Copy out all lines with the word "reserved" in them.

— START —

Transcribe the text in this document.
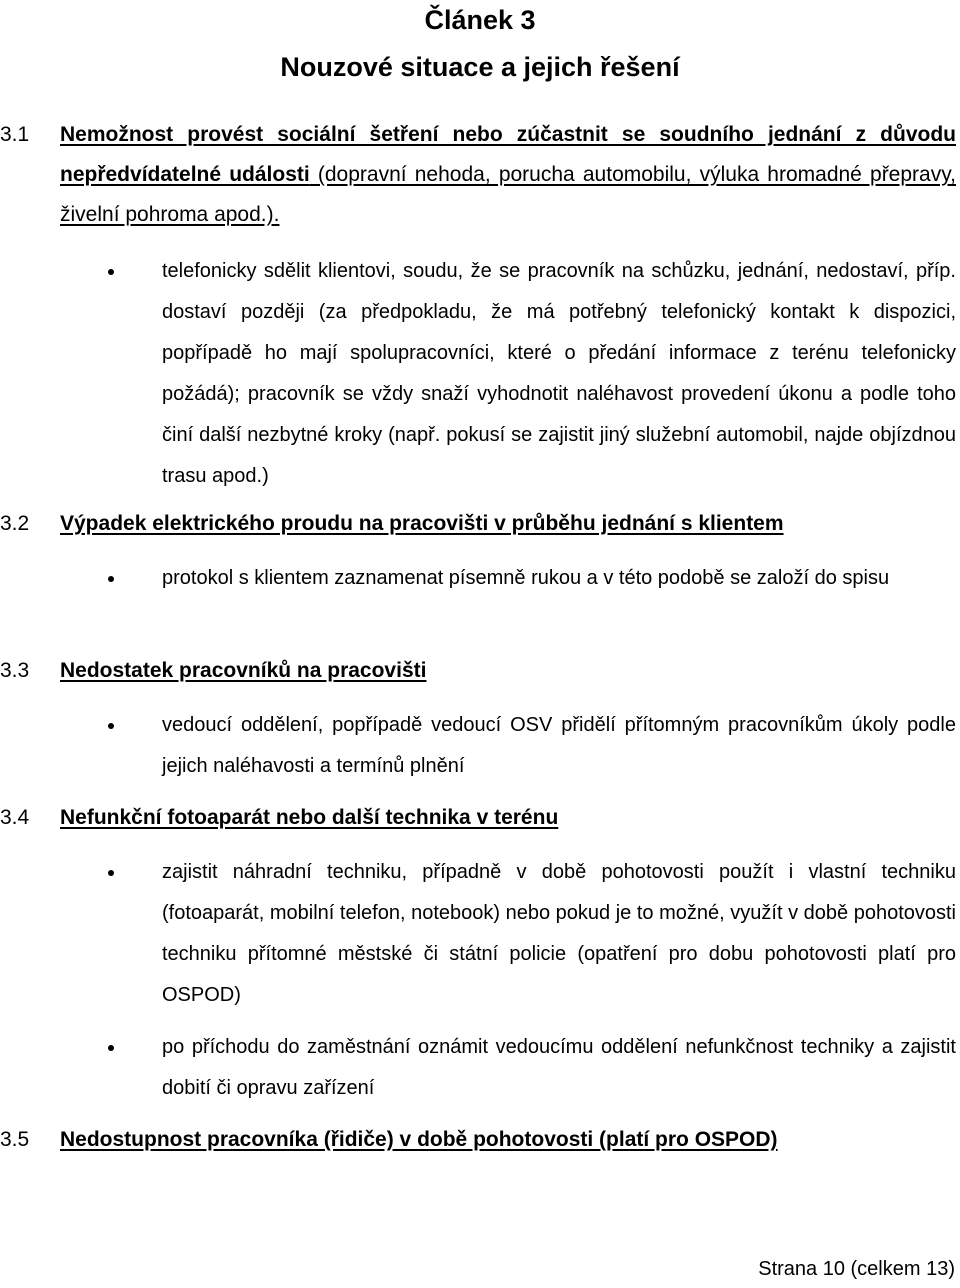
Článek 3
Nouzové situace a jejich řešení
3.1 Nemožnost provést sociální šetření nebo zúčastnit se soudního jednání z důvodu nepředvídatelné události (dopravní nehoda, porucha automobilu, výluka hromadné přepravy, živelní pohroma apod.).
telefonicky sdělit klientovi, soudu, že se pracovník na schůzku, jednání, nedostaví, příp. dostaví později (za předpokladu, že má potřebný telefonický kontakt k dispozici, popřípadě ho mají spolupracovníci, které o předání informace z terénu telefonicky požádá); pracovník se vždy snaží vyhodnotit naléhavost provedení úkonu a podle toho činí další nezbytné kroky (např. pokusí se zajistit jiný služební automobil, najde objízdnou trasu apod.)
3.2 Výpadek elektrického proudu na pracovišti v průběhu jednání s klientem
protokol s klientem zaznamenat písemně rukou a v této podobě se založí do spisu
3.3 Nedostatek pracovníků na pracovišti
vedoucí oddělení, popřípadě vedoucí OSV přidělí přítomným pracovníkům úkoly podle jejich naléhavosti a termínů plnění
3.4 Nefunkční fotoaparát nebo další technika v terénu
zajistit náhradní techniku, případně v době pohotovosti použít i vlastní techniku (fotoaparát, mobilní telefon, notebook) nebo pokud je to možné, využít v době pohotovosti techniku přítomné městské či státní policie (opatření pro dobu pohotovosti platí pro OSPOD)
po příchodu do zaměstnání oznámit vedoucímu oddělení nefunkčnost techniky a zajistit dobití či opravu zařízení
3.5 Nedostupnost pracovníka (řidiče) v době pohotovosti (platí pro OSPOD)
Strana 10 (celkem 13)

— END —
— START —

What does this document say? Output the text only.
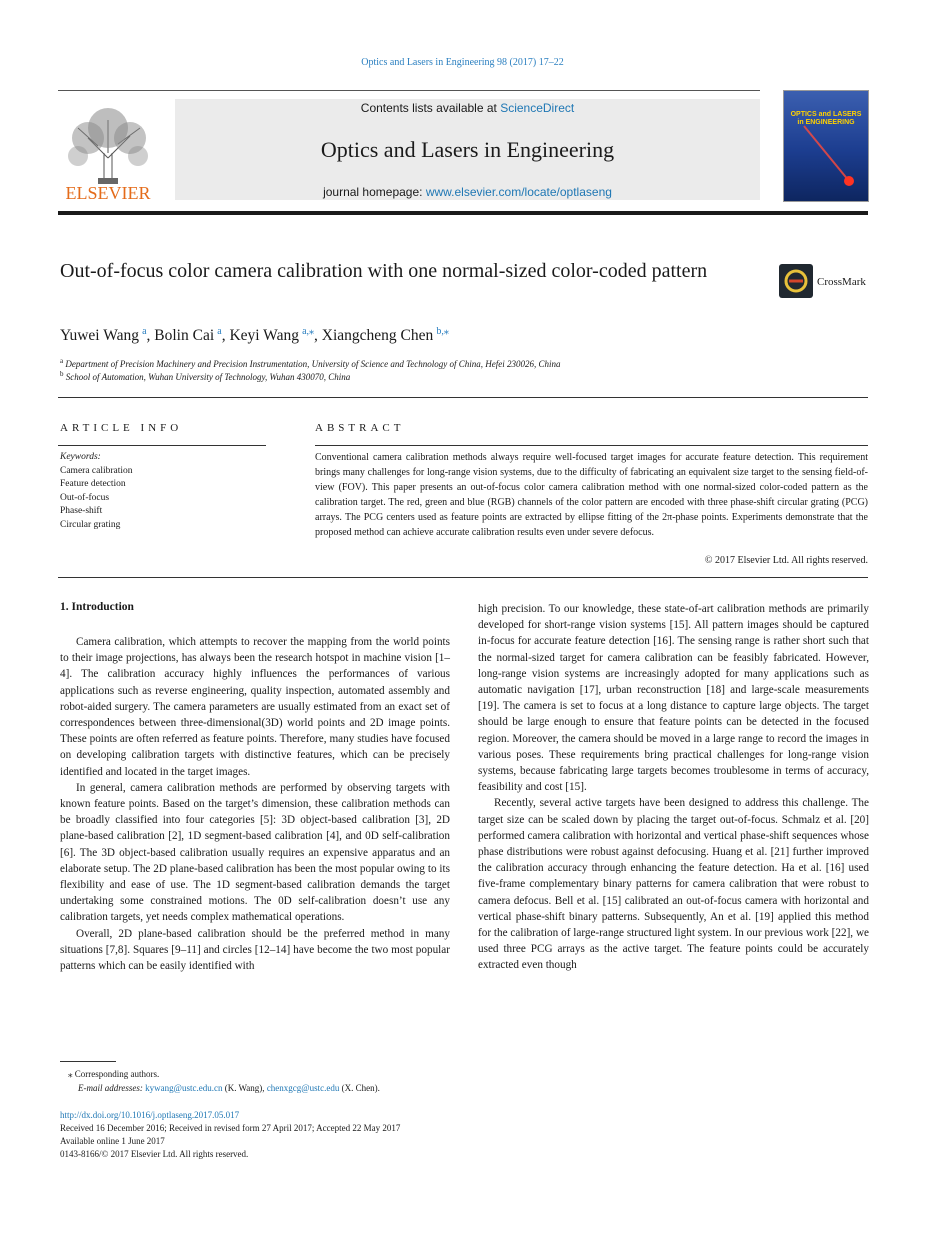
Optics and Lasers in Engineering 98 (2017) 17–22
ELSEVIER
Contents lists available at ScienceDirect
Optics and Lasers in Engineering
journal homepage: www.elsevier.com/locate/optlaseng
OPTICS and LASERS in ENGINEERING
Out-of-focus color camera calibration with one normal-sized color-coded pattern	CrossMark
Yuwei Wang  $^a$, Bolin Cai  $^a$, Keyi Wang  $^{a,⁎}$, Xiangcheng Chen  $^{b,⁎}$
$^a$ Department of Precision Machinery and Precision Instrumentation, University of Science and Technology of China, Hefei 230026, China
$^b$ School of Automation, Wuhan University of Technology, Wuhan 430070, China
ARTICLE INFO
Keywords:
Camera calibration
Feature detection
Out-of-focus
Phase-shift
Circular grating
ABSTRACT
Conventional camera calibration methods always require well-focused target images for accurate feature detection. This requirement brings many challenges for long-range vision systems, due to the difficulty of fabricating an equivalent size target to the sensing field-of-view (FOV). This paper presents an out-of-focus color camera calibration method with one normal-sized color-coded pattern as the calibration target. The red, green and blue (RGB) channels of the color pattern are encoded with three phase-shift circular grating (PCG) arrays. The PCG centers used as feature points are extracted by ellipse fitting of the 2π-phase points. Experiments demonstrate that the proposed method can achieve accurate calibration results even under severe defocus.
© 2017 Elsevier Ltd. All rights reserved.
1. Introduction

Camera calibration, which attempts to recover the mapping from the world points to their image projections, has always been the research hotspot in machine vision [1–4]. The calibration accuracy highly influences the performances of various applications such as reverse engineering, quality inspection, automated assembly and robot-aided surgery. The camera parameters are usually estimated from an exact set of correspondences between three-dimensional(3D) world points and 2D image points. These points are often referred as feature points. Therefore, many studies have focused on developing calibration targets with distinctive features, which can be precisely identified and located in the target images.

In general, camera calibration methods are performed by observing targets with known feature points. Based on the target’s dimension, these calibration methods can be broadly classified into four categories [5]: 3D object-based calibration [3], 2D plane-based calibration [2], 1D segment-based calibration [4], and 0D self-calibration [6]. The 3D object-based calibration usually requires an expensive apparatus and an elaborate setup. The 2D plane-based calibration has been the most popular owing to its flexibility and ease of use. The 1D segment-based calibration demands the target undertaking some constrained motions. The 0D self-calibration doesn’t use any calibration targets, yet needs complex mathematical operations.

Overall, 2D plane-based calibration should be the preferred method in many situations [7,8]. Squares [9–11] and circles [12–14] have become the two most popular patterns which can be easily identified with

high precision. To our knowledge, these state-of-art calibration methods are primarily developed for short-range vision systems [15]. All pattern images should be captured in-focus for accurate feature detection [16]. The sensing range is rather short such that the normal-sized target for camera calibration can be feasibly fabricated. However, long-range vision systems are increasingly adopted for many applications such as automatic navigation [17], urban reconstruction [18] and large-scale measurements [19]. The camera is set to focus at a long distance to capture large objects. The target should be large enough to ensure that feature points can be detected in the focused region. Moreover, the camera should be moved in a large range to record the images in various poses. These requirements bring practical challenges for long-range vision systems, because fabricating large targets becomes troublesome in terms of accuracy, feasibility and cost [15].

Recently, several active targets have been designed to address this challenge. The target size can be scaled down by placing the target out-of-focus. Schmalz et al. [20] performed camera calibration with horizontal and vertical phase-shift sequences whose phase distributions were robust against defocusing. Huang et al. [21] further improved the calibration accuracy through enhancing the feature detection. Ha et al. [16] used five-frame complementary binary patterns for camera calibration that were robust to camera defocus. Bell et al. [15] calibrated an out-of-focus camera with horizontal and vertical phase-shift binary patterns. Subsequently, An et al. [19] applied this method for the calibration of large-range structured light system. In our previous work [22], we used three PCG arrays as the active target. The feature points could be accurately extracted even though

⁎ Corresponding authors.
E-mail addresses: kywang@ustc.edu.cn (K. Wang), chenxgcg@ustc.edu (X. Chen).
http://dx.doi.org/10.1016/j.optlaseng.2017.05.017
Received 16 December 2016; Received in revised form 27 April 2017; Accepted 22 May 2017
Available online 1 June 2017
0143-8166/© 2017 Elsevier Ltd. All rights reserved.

— END —

Correct answer:
© 2017 Elsevier Ltd. All rights reserved.
0143-8166/© 2017 Elsevier Ltd. All rights reserved.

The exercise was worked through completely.